▶ [Requirement]
Reproduce all of the data exactly.

_____

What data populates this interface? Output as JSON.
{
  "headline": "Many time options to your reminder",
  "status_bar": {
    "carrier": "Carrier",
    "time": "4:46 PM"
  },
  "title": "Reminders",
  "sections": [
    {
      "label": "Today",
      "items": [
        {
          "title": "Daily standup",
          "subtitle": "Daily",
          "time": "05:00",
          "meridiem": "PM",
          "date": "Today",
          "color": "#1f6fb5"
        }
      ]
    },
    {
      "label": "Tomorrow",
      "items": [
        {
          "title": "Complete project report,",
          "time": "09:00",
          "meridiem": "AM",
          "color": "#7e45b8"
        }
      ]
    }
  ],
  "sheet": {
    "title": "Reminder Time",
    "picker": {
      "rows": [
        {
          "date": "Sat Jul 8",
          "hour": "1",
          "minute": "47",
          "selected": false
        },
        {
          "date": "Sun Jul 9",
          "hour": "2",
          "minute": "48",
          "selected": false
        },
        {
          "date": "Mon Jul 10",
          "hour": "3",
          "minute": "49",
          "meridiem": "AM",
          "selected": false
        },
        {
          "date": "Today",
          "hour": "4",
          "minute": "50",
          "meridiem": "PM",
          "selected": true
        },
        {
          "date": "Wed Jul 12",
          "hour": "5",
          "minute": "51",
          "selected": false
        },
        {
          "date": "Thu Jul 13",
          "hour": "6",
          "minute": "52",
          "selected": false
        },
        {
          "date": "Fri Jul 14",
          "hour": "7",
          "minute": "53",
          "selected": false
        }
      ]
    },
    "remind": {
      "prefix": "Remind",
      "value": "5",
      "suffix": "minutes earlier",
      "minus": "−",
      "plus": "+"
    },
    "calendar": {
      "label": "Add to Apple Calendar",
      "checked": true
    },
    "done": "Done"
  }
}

_____

▶ [Answer to this task]
What data populates this interface? Output as JSON.
{
  "headline": "Many time options to your reminder",
  "status_bar": {
    "carrier": "Carrier",
    "time": "4:46 PM"
  },
  "title": "Reminders",
  "sections": [
    {
      "label": "Today",
      "items": [
        {
          "title": "Daily standup",
          "subtitle": "Daily",
          "time": "05:00",
          "meridiem": "PM",
          "date": "Today",
          "color": "#1f6fb5"
        }
      ]
    },
    {
      "label": "Tomorrow",
      "items": [
        {
          "title": "Complete project report,",
          "time": "09:00",
          "meridiem": "AM",
          "color": "#7e45b8"
        }
      ]
    }
  ],
  "sheet": {
    "title": "Reminder Time",
    "picker": {
      "rows": [
        {
          "date": "Sat Jul 8",
          "hour": "1",
          "minute": "47",
          "selected": false
        },
        {
          "date": "Sun Jul 9",
          "hour": "2",
          "minute": "48",
          "selected": false
        },
        {
          "date": "Mon Jul 10",
          "hour": "3",
          "minute": "49",
          "meridiem": "AM",
          "selected": false
        },
        {
          "date": "Today",
          "hour": "4",
          "minute": "50",
          "meridiem": "PM",
          "selected": true
        },
        {
          "date": "Wed Jul 12",
          "hour": "5",
          "minute": "51",
          "selected": false
        },
        {
          "date": "Thu Jul 13",
          "hour": "6",
          "minute": "52",
          "selected": false
        },
        {
          "date": "Fri Jul 14",
          "hour": "7",
          "minute": "53",
          "selected": false
        }
      ]
    },
    "remind": {
      "prefix": "Remind",
      "value": "5",
      "suffix": "minutes earlier",
      "minus": "−",
      "plus": "+"
    },
    "calendar": {
      "label": "Add to Apple Calendar",
      "checked": true
    },
    "done": "Done"
  }
}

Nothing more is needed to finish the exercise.